● **TEXT SECTION**:
_ _ _ _
FPGA Programming — TH Deggendorf

Stock Market Data Processing on DE1-SoC FPGA

This page documents an FPGA project that implements financial data pre-processing on the DE1-SoC board using VHDL. The design applies exponential smoothing to a static stock market dataset using custom IEEE-754 based floating-point arithmetic modules. A Mealy-type FSM, parameterizable generics, on-chip memory resources, and a self-checking testbench are used to structure and verify the design.

Recommended Visual Evidence

These figure slots are prepared for the strongest visual proof. Each card opens in a popup and already uses a safe aspect ratio for web display. Empty slots can stay visible during development or receive a real image path later.

Basic Idea

The goal of this project is to demonstrate how a lightweight financial signal-processing algorithm can be mapped directly into FPGA hardware. Rather than relying on vendor floating-point IP cores, the arithmetic path is implemented manually in VHDL using IEEE-754 single-precision format principles. A finite state machine coordinates the path from static ROM data through RAM access, smoothing computation, and display output.

The design is parameterizable and verified with a self-checking testbench. Timing analysis confirms that the implementation meets the 50 MHz target clock used by the board. The worst-case timing margin is positive but should not be described as a 150 MHz final result.
_ _ _ _
● **ENTRIES SHOWN**:
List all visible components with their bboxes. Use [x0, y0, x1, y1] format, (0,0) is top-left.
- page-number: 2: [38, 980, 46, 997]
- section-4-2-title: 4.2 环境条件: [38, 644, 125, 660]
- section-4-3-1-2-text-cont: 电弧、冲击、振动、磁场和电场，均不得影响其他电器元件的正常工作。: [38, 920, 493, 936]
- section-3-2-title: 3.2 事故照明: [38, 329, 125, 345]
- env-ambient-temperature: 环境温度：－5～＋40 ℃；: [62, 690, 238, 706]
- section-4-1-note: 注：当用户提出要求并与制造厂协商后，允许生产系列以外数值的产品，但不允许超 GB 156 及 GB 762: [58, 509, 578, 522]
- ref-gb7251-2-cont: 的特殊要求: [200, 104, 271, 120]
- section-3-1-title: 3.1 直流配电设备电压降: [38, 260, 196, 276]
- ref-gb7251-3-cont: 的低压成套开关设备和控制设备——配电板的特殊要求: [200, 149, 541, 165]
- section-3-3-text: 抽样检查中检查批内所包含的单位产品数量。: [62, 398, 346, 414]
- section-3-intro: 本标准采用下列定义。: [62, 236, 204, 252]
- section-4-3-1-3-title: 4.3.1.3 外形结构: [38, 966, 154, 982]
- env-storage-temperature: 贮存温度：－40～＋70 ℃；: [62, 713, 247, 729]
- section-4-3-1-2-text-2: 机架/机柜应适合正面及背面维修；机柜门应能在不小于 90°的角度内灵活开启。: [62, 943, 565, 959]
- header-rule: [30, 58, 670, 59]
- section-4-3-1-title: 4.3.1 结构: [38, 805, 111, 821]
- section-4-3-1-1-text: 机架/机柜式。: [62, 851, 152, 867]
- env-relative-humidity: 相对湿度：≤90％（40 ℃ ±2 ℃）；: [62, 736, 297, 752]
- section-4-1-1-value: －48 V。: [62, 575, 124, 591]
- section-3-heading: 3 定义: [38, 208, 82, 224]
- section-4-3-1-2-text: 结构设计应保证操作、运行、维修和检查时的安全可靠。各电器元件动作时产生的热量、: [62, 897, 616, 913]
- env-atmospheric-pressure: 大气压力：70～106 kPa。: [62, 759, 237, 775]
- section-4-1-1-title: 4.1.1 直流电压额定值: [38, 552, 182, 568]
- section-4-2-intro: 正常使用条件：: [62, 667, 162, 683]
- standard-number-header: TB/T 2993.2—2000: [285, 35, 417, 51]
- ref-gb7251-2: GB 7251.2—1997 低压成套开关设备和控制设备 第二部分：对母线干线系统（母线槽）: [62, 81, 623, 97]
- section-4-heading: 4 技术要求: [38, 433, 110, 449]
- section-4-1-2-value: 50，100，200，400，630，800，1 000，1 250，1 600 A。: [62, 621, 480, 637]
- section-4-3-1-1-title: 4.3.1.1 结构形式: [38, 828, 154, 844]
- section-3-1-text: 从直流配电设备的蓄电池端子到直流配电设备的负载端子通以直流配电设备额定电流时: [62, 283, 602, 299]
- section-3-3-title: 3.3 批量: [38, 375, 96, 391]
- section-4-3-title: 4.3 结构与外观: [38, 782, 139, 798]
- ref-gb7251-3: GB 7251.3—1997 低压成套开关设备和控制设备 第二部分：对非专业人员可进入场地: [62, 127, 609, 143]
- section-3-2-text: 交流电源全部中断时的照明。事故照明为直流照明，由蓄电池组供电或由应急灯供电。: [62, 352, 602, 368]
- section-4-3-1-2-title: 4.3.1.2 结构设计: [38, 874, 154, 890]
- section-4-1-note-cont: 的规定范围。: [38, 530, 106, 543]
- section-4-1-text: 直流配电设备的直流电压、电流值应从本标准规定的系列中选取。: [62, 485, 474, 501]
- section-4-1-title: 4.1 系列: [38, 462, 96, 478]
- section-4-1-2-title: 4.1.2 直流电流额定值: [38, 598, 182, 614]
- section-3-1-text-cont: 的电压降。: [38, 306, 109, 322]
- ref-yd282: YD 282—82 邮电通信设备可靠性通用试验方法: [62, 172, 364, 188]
_ _ _ _
● **REQUIREMENTS**: Print everything in the FPGA project page above from "Recommended Visual Evidence" down to "and display output.", word for word.

● **EXPECTED OUTPUT**:
Recommended Visual Evidence

These figure slots are prepared for the strongest visual proof. Each card opens in a popup and already uses a safe aspect ratio for web display. Empty slots can stay visible during development or receive a real image path later.

Basic Idea

The goal of this project is to demonstrate how a lightweight financial signal-processing algorithm can be mapped directly into FPGA hardware. Rather than relying on vendor floating-point IP cores, the arithmetic path is implemented manually in VHDL using IEEE-754 single-precision format principles. A finite state machine coordinates the path from static ROM data through RAM access, smoothing computation, and display output.